Data for the task:
━━━━━━━━━━━━━━━━━━━━━━━━━━━━━━

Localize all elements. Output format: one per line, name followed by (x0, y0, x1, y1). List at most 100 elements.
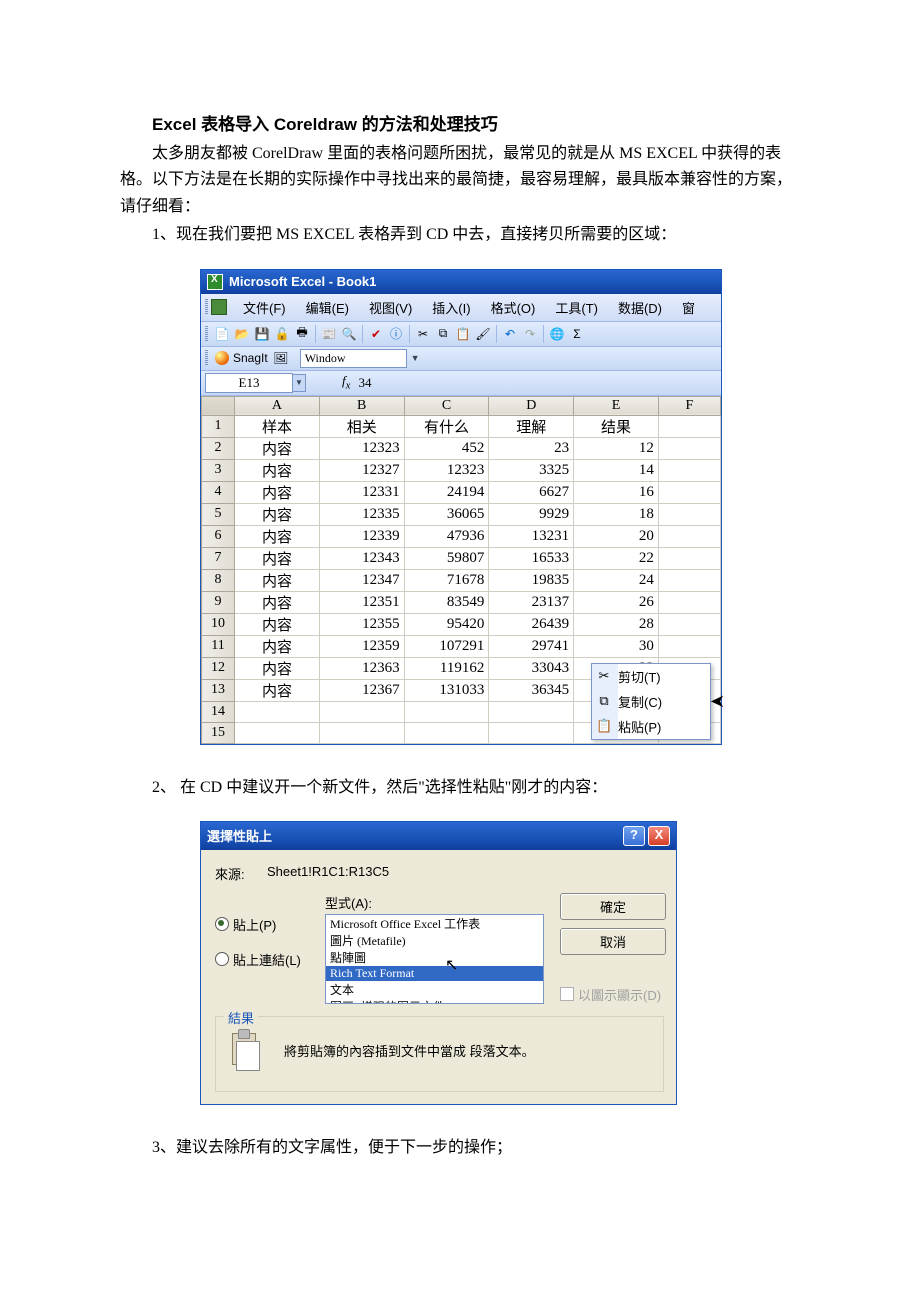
list-item[interactable]: Microsoft Office Excel 工作表 (326, 915, 543, 932)
menu-view[interactable]: 视图(V) (359, 296, 422, 319)
print-icon[interactable]: 🖶 (293, 325, 311, 343)
new-icon[interactable]: 📄 (213, 325, 231, 343)
ctx-cut[interactable]: ✂ 剪切(T) (592, 664, 710, 689)
menu-window[interactable]: 窗 (672, 296, 705, 319)
cell[interactable]: 相关 (319, 415, 404, 437)
cell[interactable]: 26439 (489, 613, 574, 635)
cell[interactable] (658, 569, 720, 591)
open-icon[interactable]: 📂 (233, 325, 251, 343)
row-header[interactable]: 2 (202, 437, 235, 459)
cell[interactable]: 内容 (235, 569, 320, 591)
cell[interactable]: 16 (574, 481, 659, 503)
cell[interactable] (658, 613, 720, 635)
close-button[interactable]: X (648, 826, 670, 846)
cell[interactable]: 107291 (404, 635, 489, 657)
cell[interactable] (658, 525, 720, 547)
row-header[interactable]: 9 (202, 591, 235, 613)
cell[interactable]: 结果 (574, 415, 659, 437)
cell[interactable]: 36345 (489, 679, 574, 701)
snagit-mode-select[interactable]: Window (300, 349, 407, 368)
cell[interactable]: 12343 (319, 547, 404, 569)
cell[interactable] (404, 701, 489, 722)
cell[interactable]: 24 (574, 569, 659, 591)
cell[interactable]: 内容 (235, 635, 320, 657)
cell[interactable] (235, 722, 320, 743)
cell[interactable]: 内容 (235, 481, 320, 503)
row-header[interactable]: 13 (202, 679, 235, 701)
ctx-paste[interactable]: 📋 粘贴(P) (592, 714, 710, 739)
cell[interactable]: 59807 (404, 547, 489, 569)
table-row[interactable]: 1样本相关有什么理解结果 (202, 415, 721, 437)
menu-tools[interactable]: 工具(T) (545, 296, 608, 319)
formula-value[interactable]: 34 (358, 375, 371, 391)
list-item[interactable]: 點陣圖 (326, 949, 543, 966)
cell[interactable]: 26 (574, 591, 659, 613)
cell[interactable]: 12323 (404, 459, 489, 481)
undo-icon[interactable]: ↶ (501, 325, 519, 343)
cell[interactable]: 内容 (235, 503, 320, 525)
table-row[interactable]: 6内容12339479361323120 (202, 525, 721, 547)
row-header[interactable]: 10 (202, 613, 235, 635)
cell[interactable]: 36065 (404, 503, 489, 525)
table-row[interactable]: 11内容123591072912974130 (202, 635, 721, 657)
cell[interactable]: 452 (404, 437, 489, 459)
cell[interactable]: 23 (489, 437, 574, 459)
col-header-A[interactable]: A (235, 396, 320, 415)
row-header[interactable]: 11 (202, 635, 235, 657)
table-row[interactable]: 5内容1233536065992918 (202, 503, 721, 525)
ok-button[interactable]: 確定 (560, 893, 666, 920)
cell[interactable]: 12 (574, 437, 659, 459)
cell[interactable]: 3325 (489, 459, 574, 481)
cell[interactable]: 19835 (489, 569, 574, 591)
table-row[interactable]: 2内容123234522312 (202, 437, 721, 459)
menu-data[interactable]: 数据(D) (608, 296, 672, 319)
copy-icon[interactable]: ⧉ (434, 325, 452, 343)
cell[interactable]: 内容 (235, 613, 320, 635)
cell[interactable] (658, 437, 720, 459)
cell[interactable]: 9929 (489, 503, 574, 525)
menu-file[interactable]: 文件(F) (233, 296, 296, 319)
cell[interactable]: 119162 (404, 657, 489, 679)
paste-icon[interactable]: 📋 (454, 325, 472, 343)
cell[interactable] (489, 722, 574, 743)
find-icon[interactable]: 🔍 (340, 325, 358, 343)
cell[interactable] (658, 415, 720, 437)
cell[interactable]: 30 (574, 635, 659, 657)
paste-radio[interactable]: 貼上(P) (215, 915, 325, 934)
cut-icon[interactable]: ✂ (414, 325, 432, 343)
spell-icon[interactable]: ✔ (367, 325, 385, 343)
cell[interactable]: 18 (574, 503, 659, 525)
paste-link-radio[interactable]: 貼上連結(L) (215, 950, 325, 969)
cell[interactable]: 内容 (235, 525, 320, 547)
row-header[interactable]: 6 (202, 525, 235, 547)
print-preview-icon[interactable]: 📰 (320, 325, 338, 343)
sum-icon[interactable]: Σ (568, 325, 586, 343)
cell[interactable]: 20 (574, 525, 659, 547)
snagit-capture-icon[interactable]: 🖼 (272, 349, 290, 367)
table-row[interactable]: 8内容12347716781983524 (202, 569, 721, 591)
cell[interactable]: 12359 (319, 635, 404, 657)
cell[interactable]: 71678 (404, 569, 489, 591)
row-header[interactable]: 7 (202, 547, 235, 569)
menu-edit[interactable]: 编辑(E) (296, 296, 359, 319)
cell[interactable] (319, 722, 404, 743)
cell[interactable]: 内容 (235, 547, 320, 569)
cell[interactable]: 12335 (319, 503, 404, 525)
col-header-C[interactable]: C (404, 396, 489, 415)
cell[interactable]: 29741 (489, 635, 574, 657)
cell[interactable]: 47936 (404, 525, 489, 547)
row-header[interactable]: 4 (202, 481, 235, 503)
namebox-dropdown-icon[interactable]: ▼ (292, 374, 306, 392)
col-header-B[interactable]: B (319, 396, 404, 415)
cell[interactable]: 83549 (404, 591, 489, 613)
cell[interactable]: 12355 (319, 613, 404, 635)
table-row[interactable]: 9内容12351835492313726 (202, 591, 721, 613)
cell[interactable]: 13231 (489, 525, 574, 547)
menu-insert[interactable]: 插入(I) (422, 296, 480, 319)
ctx-copy[interactable]: ⧉ 复制(C) (592, 689, 710, 714)
row-header[interactable]: 15 (202, 722, 235, 743)
format-painter-icon[interactable]: 🖌 (474, 325, 492, 343)
cell[interactable] (658, 481, 720, 503)
list-item[interactable]: 圖片 (Metafile) (326, 932, 543, 949)
row-header[interactable]: 12 (202, 657, 235, 679)
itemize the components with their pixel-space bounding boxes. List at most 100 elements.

━━━━━━━━━━━━━━━━━━━━━━━━━━━━━━

Given task: Can you copy out every one of the records above word for word, leaving out the pictures?

Exercise response:
Localize all elements. Output format: one per line, name followed by (x0, y0, x1, y1). List at most 100 elements.
list-item[interactable]: Microsoft Office Excel 工作表 (326, 915, 543, 932)
menu-view[interactable]: 视图(V) (359, 296, 422, 319)
print-icon[interactable]: 🖶 (293, 325, 311, 343)
new-icon[interactable]: 📄 (213, 325, 231, 343)
ctx-cut[interactable]: ✂ 剪切(T) (592, 664, 710, 689)
menu-window[interactable]: 窗 (672, 296, 705, 319)
cell[interactable]: 相关 (319, 415, 404, 437)
cell[interactable]: 26439 (489, 613, 574, 635)
cell[interactable] (658, 569, 720, 591)
open-icon[interactable]: 📂 (233, 325, 251, 343)
row-header[interactable]: 2 (202, 437, 235, 459)
cell[interactable]: 内容 (235, 569, 320, 591)
cell[interactable]: 16 (574, 481, 659, 503)
cell[interactable] (658, 613, 720, 635)
close-button[interactable]: X (648, 826, 670, 846)
cell[interactable]: 107291 (404, 635, 489, 657)
cell[interactable] (658, 525, 720, 547)
row-header[interactable]: 9 (202, 591, 235, 613)
cell[interactable]: 结果 (574, 415, 659, 437)
cell[interactable]: 36345 (489, 679, 574, 701)
snagit-mode-select[interactable]: Window (300, 349, 407, 368)
cell[interactable]: 12343 (319, 547, 404, 569)
cell[interactable] (404, 701, 489, 722)
cell[interactable]: 24 (574, 569, 659, 591)
cell[interactable]: 内容 (235, 635, 320, 657)
cell[interactable] (235, 722, 320, 743)
cell[interactable]: 内容 (235, 481, 320, 503)
row-header[interactable]: 13 (202, 679, 235, 701)
ctx-paste[interactable]: 📋 粘贴(P) (592, 714, 710, 739)
cell[interactable]: 59807 (404, 547, 489, 569)
table-row[interactable]: 1样本相关有什么理解结果 (202, 415, 721, 437)
menu-tools[interactable]: 工具(T) (545, 296, 608, 319)
formula-value[interactable]: 34 (358, 375, 371, 391)
list-item[interactable]: 點陣圖 (326, 949, 543, 966)
cell[interactable]: 26 (574, 591, 659, 613)
cell[interactable]: 12323 (404, 459, 489, 481)
undo-icon[interactable]: ↶ (501, 325, 519, 343)
cell[interactable]: 内容 (235, 503, 320, 525)
table-row[interactable]: 6内容12339479361323120 (202, 525, 721, 547)
row-header[interactable]: 10 (202, 613, 235, 635)
cell[interactable]: 36065 (404, 503, 489, 525)
table-row[interactable]: 11内容123591072912974130 (202, 635, 721, 657)
cell[interactable]: 452 (404, 437, 489, 459)
cell[interactable]: 23 (489, 437, 574, 459)
col-header-A[interactable]: A (235, 396, 320, 415)
row-header[interactable]: 11 (202, 635, 235, 657)
table-row[interactable]: 5内容1233536065992918 (202, 503, 721, 525)
ok-button[interactable]: 確定 (560, 893, 666, 920)
cell[interactable]: 12 (574, 437, 659, 459)
cell[interactable]: 3325 (489, 459, 574, 481)
cell[interactable]: 19835 (489, 569, 574, 591)
table-row[interactable]: 2内容123234522312 (202, 437, 721, 459)
menu-data[interactable]: 数据(D) (608, 296, 672, 319)
copy-icon[interactable]: ⧉ (434, 325, 452, 343)
cell[interactable]: 内容 (235, 613, 320, 635)
cell[interactable] (658, 437, 720, 459)
cell[interactable]: 9929 (489, 503, 574, 525)
menu-file[interactable]: 文件(F) (233, 296, 296, 319)
cell[interactable]: 119162 (404, 657, 489, 679)
paste-icon[interactable]: 📋 (454, 325, 472, 343)
cell[interactable] (489, 722, 574, 743)
find-icon[interactable]: 🔍 (340, 325, 358, 343)
cell[interactable] (658, 415, 720, 437)
cell[interactable]: 30 (574, 635, 659, 657)
paste-radio[interactable]: 貼上(P) (215, 915, 325, 934)
cut-icon[interactable]: ✂ (414, 325, 432, 343)
spell-icon[interactable]: ✔ (367, 325, 385, 343)
cell[interactable]: 18 (574, 503, 659, 525)
paste-link-radio[interactable]: 貼上連結(L) (215, 950, 325, 969)
cell[interactable]: 内容 (235, 525, 320, 547)
row-header[interactable]: 6 (202, 525, 235, 547)
print-preview-icon[interactable]: 📰 (320, 325, 338, 343)
sum-icon[interactable]: Σ (568, 325, 586, 343)
cell[interactable]: 20 (574, 525, 659, 547)
snagit-capture-icon[interactable]: 🖼 (272, 349, 290, 367)
table-row[interactable]: 8内容12347716781983524 (202, 569, 721, 591)
cell[interactable]: 12359 (319, 635, 404, 657)
cell[interactable]: 71678 (404, 569, 489, 591)
row-header[interactable]: 7 (202, 547, 235, 569)
menu-edit[interactable]: 编辑(E) (296, 296, 359, 319)
cell[interactable] (319, 722, 404, 743)
cell[interactable]: 内容 (235, 547, 320, 569)
cell[interactable]: 12335 (319, 503, 404, 525)
col-header-C[interactable]: C (404, 396, 489, 415)
cell[interactable]: 29741 (489, 635, 574, 657)
cell[interactable]: 47936 (404, 525, 489, 547)
row-header[interactable]: 4 (202, 481, 235, 503)
namebox-dropdown-icon[interactable]: ▼ (292, 374, 306, 392)
col-header-B[interactable]: B (319, 396, 404, 415)
cell[interactable]: 83549 (404, 591, 489, 613)
cell[interactable]: 12355 (319, 613, 404, 635)
table-row[interactable]: 9内容12351835492313726 (202, 591, 721, 613)
cell[interactable]: 13231 (489, 525, 574, 547)
menu-insert[interactable]: 插入(I) (422, 296, 480, 319)
ctx-copy[interactable]: ⧉ 复制(C) (592, 689, 710, 714)
row-header[interactable]: 15 (202, 722, 235, 743)
format-painter-icon[interactable]: 🖌 (474, 325, 492, 343)
cell[interactable] (658, 481, 720, 503)
list-item[interactable]: 圖片 (Metafile) (326, 932, 543, 949)
row-header[interactable]: 12 (202, 657, 235, 679)
itemize the components with their pixel-space bounding boxes. List at most 100 elements.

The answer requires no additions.